§ **Document text**:
● ● ● ●

Change Image Background With Stable Diffusion In Python

In this hands-on tutorial, you will learn to change the background in an image using Stable Diffusion inpainting. I will be using the Diffusers Python library to work with the diffusion model and other AI models.

You can use a real image or an AI-generated image for this task. I am going to use an image of a cute dog and will try to change its background using a Stable Diffusion model. In other words, I will generate a new background for this image.

Ai image of a dog

Overview of background changing approach

The idea of replacing background of the above image is quite simple.

First I will extract a mask of the given image with the help of the ‘rembg’ Python library. It will produce a binary image of black and white pixels, where the background will be black pixels and the foreground object (the dog) will be in white pixels.

● ● ● ●

§ **Records from a data collection**:

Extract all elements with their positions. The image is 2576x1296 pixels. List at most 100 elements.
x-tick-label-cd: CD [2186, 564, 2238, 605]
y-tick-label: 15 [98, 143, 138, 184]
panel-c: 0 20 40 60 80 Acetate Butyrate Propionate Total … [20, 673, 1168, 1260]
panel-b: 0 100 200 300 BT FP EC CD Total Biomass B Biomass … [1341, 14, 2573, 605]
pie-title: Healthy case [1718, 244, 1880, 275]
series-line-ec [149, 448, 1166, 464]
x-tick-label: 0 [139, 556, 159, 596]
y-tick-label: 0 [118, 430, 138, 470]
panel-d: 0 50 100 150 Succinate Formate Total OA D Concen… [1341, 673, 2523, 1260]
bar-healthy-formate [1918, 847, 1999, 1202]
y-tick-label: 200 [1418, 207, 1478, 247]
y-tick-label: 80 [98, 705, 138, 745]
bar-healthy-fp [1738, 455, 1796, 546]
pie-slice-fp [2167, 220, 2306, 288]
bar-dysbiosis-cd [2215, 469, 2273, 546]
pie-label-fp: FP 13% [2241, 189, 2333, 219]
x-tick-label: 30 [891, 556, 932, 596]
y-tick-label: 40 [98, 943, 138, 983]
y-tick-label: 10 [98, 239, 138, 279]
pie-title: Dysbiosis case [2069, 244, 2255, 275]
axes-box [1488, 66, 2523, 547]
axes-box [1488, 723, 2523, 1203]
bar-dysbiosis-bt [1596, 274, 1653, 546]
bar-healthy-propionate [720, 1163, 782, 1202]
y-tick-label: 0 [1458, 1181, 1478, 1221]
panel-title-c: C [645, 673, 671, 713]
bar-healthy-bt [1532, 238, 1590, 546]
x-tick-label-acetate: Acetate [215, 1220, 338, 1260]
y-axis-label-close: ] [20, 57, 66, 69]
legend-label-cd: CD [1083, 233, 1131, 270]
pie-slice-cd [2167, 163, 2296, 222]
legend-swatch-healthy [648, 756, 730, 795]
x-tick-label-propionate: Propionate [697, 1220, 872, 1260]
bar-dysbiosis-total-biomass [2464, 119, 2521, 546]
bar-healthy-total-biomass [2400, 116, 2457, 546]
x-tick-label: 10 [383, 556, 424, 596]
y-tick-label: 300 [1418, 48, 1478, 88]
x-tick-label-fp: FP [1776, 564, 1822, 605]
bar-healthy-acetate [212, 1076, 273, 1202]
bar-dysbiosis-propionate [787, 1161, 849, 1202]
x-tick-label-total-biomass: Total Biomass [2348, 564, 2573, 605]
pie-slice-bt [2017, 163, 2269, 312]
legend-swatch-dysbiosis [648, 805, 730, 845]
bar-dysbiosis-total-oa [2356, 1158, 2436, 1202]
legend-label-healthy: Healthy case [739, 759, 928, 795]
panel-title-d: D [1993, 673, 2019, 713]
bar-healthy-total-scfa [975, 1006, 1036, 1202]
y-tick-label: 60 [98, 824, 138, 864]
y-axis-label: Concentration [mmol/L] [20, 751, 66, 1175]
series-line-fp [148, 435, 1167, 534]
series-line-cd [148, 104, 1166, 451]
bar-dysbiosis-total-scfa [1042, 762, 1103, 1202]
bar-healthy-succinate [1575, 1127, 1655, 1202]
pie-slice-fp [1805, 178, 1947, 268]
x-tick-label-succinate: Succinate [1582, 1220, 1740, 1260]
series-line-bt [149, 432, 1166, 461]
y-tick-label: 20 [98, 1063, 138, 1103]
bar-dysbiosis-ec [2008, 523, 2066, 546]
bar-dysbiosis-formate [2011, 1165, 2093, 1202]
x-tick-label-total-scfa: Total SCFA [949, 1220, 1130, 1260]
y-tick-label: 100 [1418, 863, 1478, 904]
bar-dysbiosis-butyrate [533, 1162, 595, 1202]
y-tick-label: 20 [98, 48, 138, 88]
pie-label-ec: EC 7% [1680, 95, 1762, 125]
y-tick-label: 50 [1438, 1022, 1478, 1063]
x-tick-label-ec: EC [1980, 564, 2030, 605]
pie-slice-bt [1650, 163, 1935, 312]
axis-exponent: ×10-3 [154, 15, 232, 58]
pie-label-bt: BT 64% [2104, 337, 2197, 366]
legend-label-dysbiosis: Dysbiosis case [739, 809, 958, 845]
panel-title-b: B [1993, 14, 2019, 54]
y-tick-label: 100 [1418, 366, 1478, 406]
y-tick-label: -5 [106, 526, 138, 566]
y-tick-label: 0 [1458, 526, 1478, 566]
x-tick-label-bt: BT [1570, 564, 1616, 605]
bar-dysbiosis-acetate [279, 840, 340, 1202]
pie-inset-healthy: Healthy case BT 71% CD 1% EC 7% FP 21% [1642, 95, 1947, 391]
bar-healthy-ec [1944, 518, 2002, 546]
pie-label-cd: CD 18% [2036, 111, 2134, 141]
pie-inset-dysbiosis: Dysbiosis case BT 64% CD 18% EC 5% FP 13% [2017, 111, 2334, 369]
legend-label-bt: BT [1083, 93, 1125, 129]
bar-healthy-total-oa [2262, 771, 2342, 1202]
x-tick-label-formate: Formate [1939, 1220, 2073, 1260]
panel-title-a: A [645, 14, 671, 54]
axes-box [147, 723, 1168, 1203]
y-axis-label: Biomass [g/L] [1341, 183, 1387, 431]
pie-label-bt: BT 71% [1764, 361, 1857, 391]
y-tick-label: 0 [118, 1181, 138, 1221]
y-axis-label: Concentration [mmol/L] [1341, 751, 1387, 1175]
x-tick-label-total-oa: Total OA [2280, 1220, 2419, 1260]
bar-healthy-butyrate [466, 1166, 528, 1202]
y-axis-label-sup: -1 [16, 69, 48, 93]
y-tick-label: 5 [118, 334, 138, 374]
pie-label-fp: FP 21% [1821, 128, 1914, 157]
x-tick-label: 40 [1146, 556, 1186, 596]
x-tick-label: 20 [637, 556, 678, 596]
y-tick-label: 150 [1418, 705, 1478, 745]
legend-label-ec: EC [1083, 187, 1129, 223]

● ● ● ●

§ **What is expected**:
Continue the tutorial on changing an image background with Stable Diffusion, starting right after its final sentence.

§ **Written response**:
In Stable Diffusion inpainting, both the original image and the mask are used as inputs to the diffusion model. Only those regions in the input image are modified by the model that have corresponding white pixels in the mask.

Since in the mask, the background is represented by the black pixels, therefore this region will remain unchanged in the original image and the foreground object (white pixels) will be altered by the model.

But the objective was to change the background of the image and keep the foreground object, the dog, as it is, right? So, here I will use a trick by inverting the colors of the binary mask. So, the black pixels will replace the white pixels and vice-versa.

Now instead of the previous mask, this inverted mask will be passed to the Stable Diffusion inpainting model along with the original image.

Install required libraries

!pip install rembg
!pip install accelerate
!pip install diffusers==0.24

Library rembg will be used for extracting the binary mask. The other libraries, Accelerate and Diffusers, will be used for working with the Stable Diffusion model.

import rembg
import torch
import numpy as np
from PIL import Image,ImageOps
from diffusers import AutoPipelineForInpainting
from diffusers.utils import load_image, make_image_grid

Mask extraction from input image

Let’s load the input image and extract its binary mask.

# Load the input image
init_image = load_image("ai_image2.png").resize((512,768))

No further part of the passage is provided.